* _Input for this task_:
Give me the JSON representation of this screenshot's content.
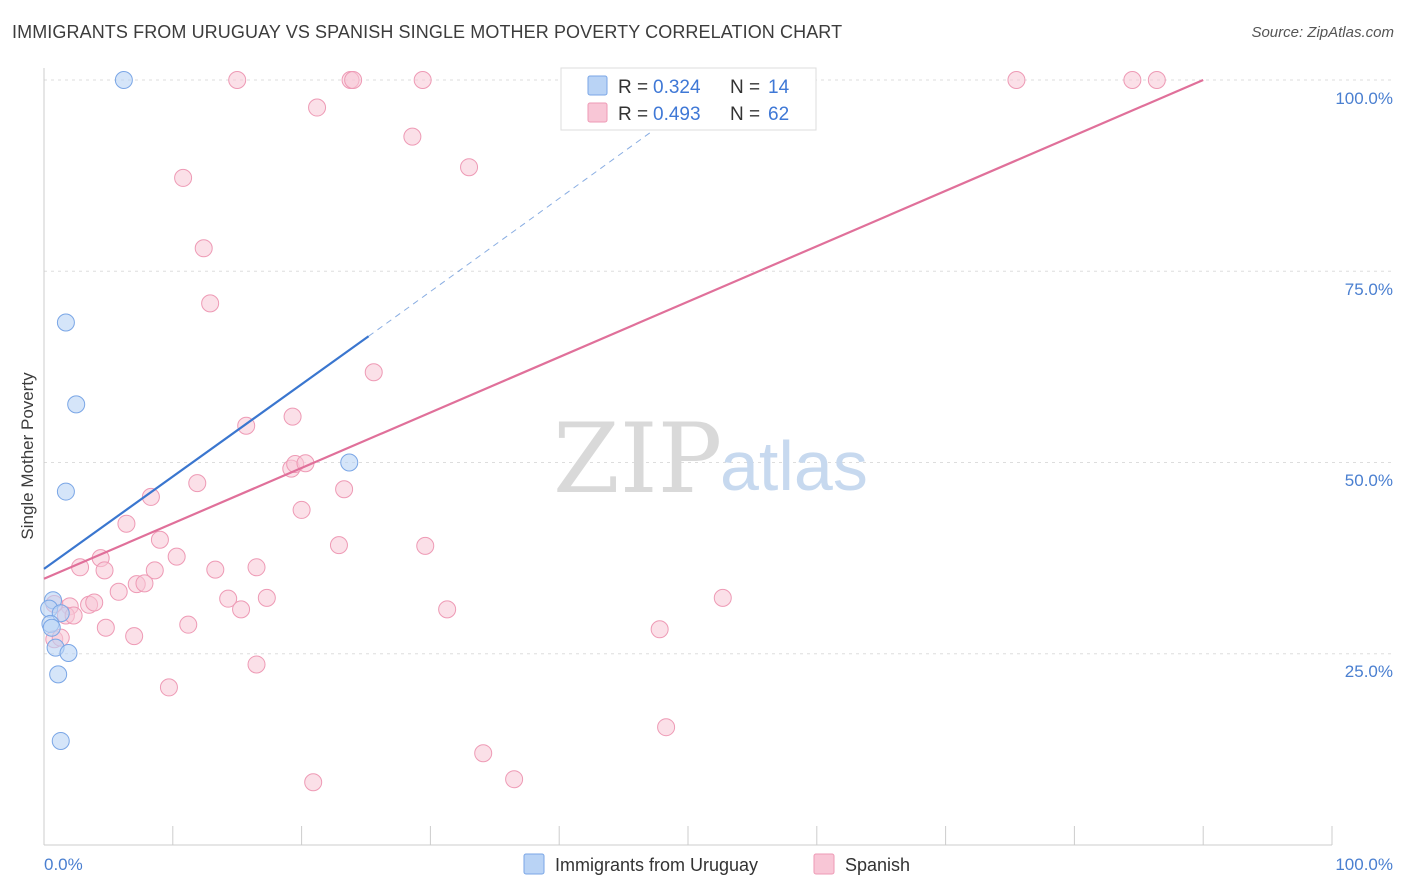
{
  "title": "IMMIGRANTS FROM URUGUAY VS SPANISH SINGLE MOTHER POVERTY CORRELATION CHART",
  "source": "Source: ZipAtlas.com",
  "watermark": {
    "zip": "ZIP",
    "atlas": "atlas"
  },
  "colors": {
    "uruguay_fill": "#b9d3f5",
    "uruguay_stroke": "#7aa6e6",
    "uruguay_line": "#3a76cf",
    "spanish_fill": "#f8c6d6",
    "spanish_stroke": "#ee9ab5",
    "spanish_line": "#e0709a",
    "tick_label": "#4a7fd0",
    "grid": "#dddddd"
  },
  "legend": {
    "rows": [
      {
        "r_label": "R =",
        "r_value": "0.324",
        "n_label": "N =",
        "n_value": "14"
      },
      {
        "r_label": "R =",
        "r_value": "0.493",
        "n_label": "N =",
        "n_value": "62"
      }
    ]
  },
  "bottom_legend": {
    "items": [
      "Immigrants from Uruguay",
      "Spanish"
    ]
  },
  "chart_data": {
    "type": "scatter",
    "xlabel": "",
    "ylabel": "Single Mother Poverty",
    "xlim": [
      0,
      100
    ],
    "ylim": [
      0,
      100
    ],
    "x_tick_labels": [
      "0.0%",
      "100.0%"
    ],
    "y_tick_labels": [
      "100.0%",
      "75.0%",
      "50.0%",
      "25.0%"
    ],
    "y_ticks": [
      100,
      75,
      50,
      25
    ],
    "grid": true,
    "series": [
      {
        "name": "Immigrants from Uruguay",
        "r": 0.324,
        "n": 14,
        "points": [
          [
            6.2,
            100
          ],
          [
            1.7,
            68.3
          ],
          [
            2.5,
            57.6
          ],
          [
            1.7,
            46.2
          ],
          [
            23.7,
            50.0
          ],
          [
            0.7,
            32.0
          ],
          [
            0.4,
            30.9
          ],
          [
            1.3,
            30.3
          ],
          [
            0.5,
            28.9
          ],
          [
            0.6,
            28.4
          ],
          [
            0.9,
            25.8
          ],
          [
            1.9,
            25.1
          ],
          [
            1.1,
            22.3
          ],
          [
            1.3,
            13.6
          ]
        ],
        "trend": {
          "x0": 0,
          "y0": 36.1,
          "x1": 25.2,
          "y1": 66.5,
          "dashed_to_x": 50,
          "dashed_to_y": 96.7
        }
      },
      {
        "name": "Spanish",
        "r": 0.493,
        "n": 62,
        "points": [
          [
            15.0,
            100
          ],
          [
            23.8,
            100
          ],
          [
            24.0,
            100
          ],
          [
            29.4,
            100
          ],
          [
            41.6,
            100
          ],
          [
            52.1,
            100
          ],
          [
            75.5,
            100
          ],
          [
            84.5,
            100
          ],
          [
            86.4,
            100
          ],
          [
            21.2,
            96.4
          ],
          [
            28.6,
            92.6
          ],
          [
            33.0,
            88.6
          ],
          [
            10.8,
            87.2
          ],
          [
            12.4,
            78.0
          ],
          [
            12.9,
            70.8
          ],
          [
            25.6,
            61.8
          ],
          [
            19.3,
            56.0
          ],
          [
            15.7,
            54.8
          ],
          [
            19.2,
            49.2
          ],
          [
            19.5,
            49.8
          ],
          [
            20.3,
            49.9
          ],
          [
            23.3,
            46.5
          ],
          [
            11.9,
            47.3
          ],
          [
            8.3,
            45.5
          ],
          [
            20.0,
            43.8
          ],
          [
            6.4,
            42.0
          ],
          [
            9.0,
            39.9
          ],
          [
            22.9,
            39.2
          ],
          [
            29.6,
            39.1
          ],
          [
            10.3,
            37.7
          ],
          [
            4.4,
            37.5
          ],
          [
            2.8,
            36.3
          ],
          [
            4.7,
            35.9
          ],
          [
            8.6,
            35.9
          ],
          [
            13.3,
            36.0
          ],
          [
            16.5,
            36.3
          ],
          [
            7.2,
            34.1
          ],
          [
            7.8,
            34.2
          ],
          [
            5.8,
            33.1
          ],
          [
            14.3,
            32.2
          ],
          [
            17.3,
            32.3
          ],
          [
            3.5,
            31.4
          ],
          [
            3.9,
            31.7
          ],
          [
            2.0,
            31.2
          ],
          [
            15.3,
            30.8
          ],
          [
            1.7,
            30.0
          ],
          [
            2.3,
            30.0
          ],
          [
            31.3,
            30.8
          ],
          [
            52.7,
            32.3
          ],
          [
            11.2,
            28.8
          ],
          [
            4.8,
            28.4
          ],
          [
            47.8,
            28.2
          ],
          [
            0.8,
            26.9
          ],
          [
            7.0,
            27.3
          ],
          [
            1.3,
            27.1
          ],
          [
            16.5,
            23.6
          ],
          [
            9.7,
            20.6
          ],
          [
            48.3,
            15.4
          ],
          [
            34.1,
            12.0
          ],
          [
            36.5,
            8.6
          ],
          [
            20.9,
            8.2
          ],
          [
            0.8,
            31.5
          ]
        ],
        "trend": {
          "x0": 0,
          "y0": 34.8,
          "x1": 90.0,
          "y1": 100
        }
      }
    ]
  }
}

* _Set task_:
Set down the material exactly, every line of it, except for the pictures.

* _Answer in full_:
Give me the JSON representation of this screenshot's content.
{
  "title": "IMMIGRANTS FROM URUGUAY VS SPANISH SINGLE MOTHER POVERTY CORRELATION CHART",
  "source": "Source: ZipAtlas.com",
  "watermark": {
    "zip": "ZIP",
    "atlas": "atlas"
  },
  "colors": {
    "uruguay_fill": "#b9d3f5",
    "uruguay_stroke": "#7aa6e6",
    "uruguay_line": "#3a76cf",
    "spanish_fill": "#f8c6d6",
    "spanish_stroke": "#ee9ab5",
    "spanish_line": "#e0709a",
    "tick_label": "#4a7fd0",
    "grid": "#dddddd"
  },
  "legend": {
    "rows": [
      {
        "r_label": "R =",
        "r_value": "0.324",
        "n_label": "N =",
        "n_value": "14"
      },
      {
        "r_label": "R =",
        "r_value": "0.493",
        "n_label": "N =",
        "n_value": "62"
      }
    ]
  },
  "bottom_legend": {
    "items": [
      "Immigrants from Uruguay",
      "Spanish"
    ]
  },
  "chart_data": {
    "type": "scatter",
    "xlabel": "",
    "ylabel": "Single Mother Poverty",
    "xlim": [
      0,
      100
    ],
    "ylim": [
      0,
      100
    ],
    "x_tick_labels": [
      "0.0%",
      "100.0%"
    ],
    "y_tick_labels": [
      "100.0%",
      "75.0%",
      "50.0%",
      "25.0%"
    ],
    "y_ticks": [
      100,
      75,
      50,
      25
    ],
    "grid": true,
    "series": [
      {
        "name": "Immigrants from Uruguay",
        "r": 0.324,
        "n": 14,
        "points": [
          [
            6.2,
            100
          ],
          [
            1.7,
            68.3
          ],
          [
            2.5,
            57.6
          ],
          [
            1.7,
            46.2
          ],
          [
            23.7,
            50.0
          ],
          [
            0.7,
            32.0
          ],
          [
            0.4,
            30.9
          ],
          [
            1.3,
            30.3
          ],
          [
            0.5,
            28.9
          ],
          [
            0.6,
            28.4
          ],
          [
            0.9,
            25.8
          ],
          [
            1.9,
            25.1
          ],
          [
            1.1,
            22.3
          ],
          [
            1.3,
            13.6
          ]
        ],
        "trend": {
          "x0": 0,
          "y0": 36.1,
          "x1": 25.2,
          "y1": 66.5,
          "dashed_to_x": 50,
          "dashed_to_y": 96.7
        }
      },
      {
        "name": "Spanish",
        "r": 0.493,
        "n": 62,
        "points": [
          [
            15.0,
            100
          ],
          [
            23.8,
            100
          ],
          [
            24.0,
            100
          ],
          [
            29.4,
            100
          ],
          [
            41.6,
            100
          ],
          [
            52.1,
            100
          ],
          [
            75.5,
            100
          ],
          [
            84.5,
            100
          ],
          [
            86.4,
            100
          ],
          [
            21.2,
            96.4
          ],
          [
            28.6,
            92.6
          ],
          [
            33.0,
            88.6
          ],
          [
            10.8,
            87.2
          ],
          [
            12.4,
            78.0
          ],
          [
            12.9,
            70.8
          ],
          [
            25.6,
            61.8
          ],
          [
            19.3,
            56.0
          ],
          [
            15.7,
            54.8
          ],
          [
            19.2,
            49.2
          ],
          [
            19.5,
            49.8
          ],
          [
            20.3,
            49.9
          ],
          [
            23.3,
            46.5
          ],
          [
            11.9,
            47.3
          ],
          [
            8.3,
            45.5
          ],
          [
            20.0,
            43.8
          ],
          [
            6.4,
            42.0
          ],
          [
            9.0,
            39.9
          ],
          [
            22.9,
            39.2
          ],
          [
            29.6,
            39.1
          ],
          [
            10.3,
            37.7
          ],
          [
            4.4,
            37.5
          ],
          [
            2.8,
            36.3
          ],
          [
            4.7,
            35.9
          ],
          [
            8.6,
            35.9
          ],
          [
            13.3,
            36.0
          ],
          [
            16.5,
            36.3
          ],
          [
            7.2,
            34.1
          ],
          [
            7.8,
            34.2
          ],
          [
            5.8,
            33.1
          ],
          [
            14.3,
            32.2
          ],
          [
            17.3,
            32.3
          ],
          [
            3.5,
            31.4
          ],
          [
            3.9,
            31.7
          ],
          [
            2.0,
            31.2
          ],
          [
            15.3,
            30.8
          ],
          [
            1.7,
            30.0
          ],
          [
            2.3,
            30.0
          ],
          [
            31.3,
            30.8
          ],
          [
            52.7,
            32.3
          ],
          [
            11.2,
            28.8
          ],
          [
            4.8,
            28.4
          ],
          [
            47.8,
            28.2
          ],
          [
            0.8,
            26.9
          ],
          [
            7.0,
            27.3
          ],
          [
            1.3,
            27.1
          ],
          [
            16.5,
            23.6
          ],
          [
            9.7,
            20.6
          ],
          [
            48.3,
            15.4
          ],
          [
            34.1,
            12.0
          ],
          [
            36.5,
            8.6
          ],
          [
            20.9,
            8.2
          ],
          [
            0.8,
            31.5
          ]
        ],
        "trend": {
          "x0": 0,
          "y0": 34.8,
          "x1": 90.0,
          "y1": 100
        }
      }
    ]
  }
}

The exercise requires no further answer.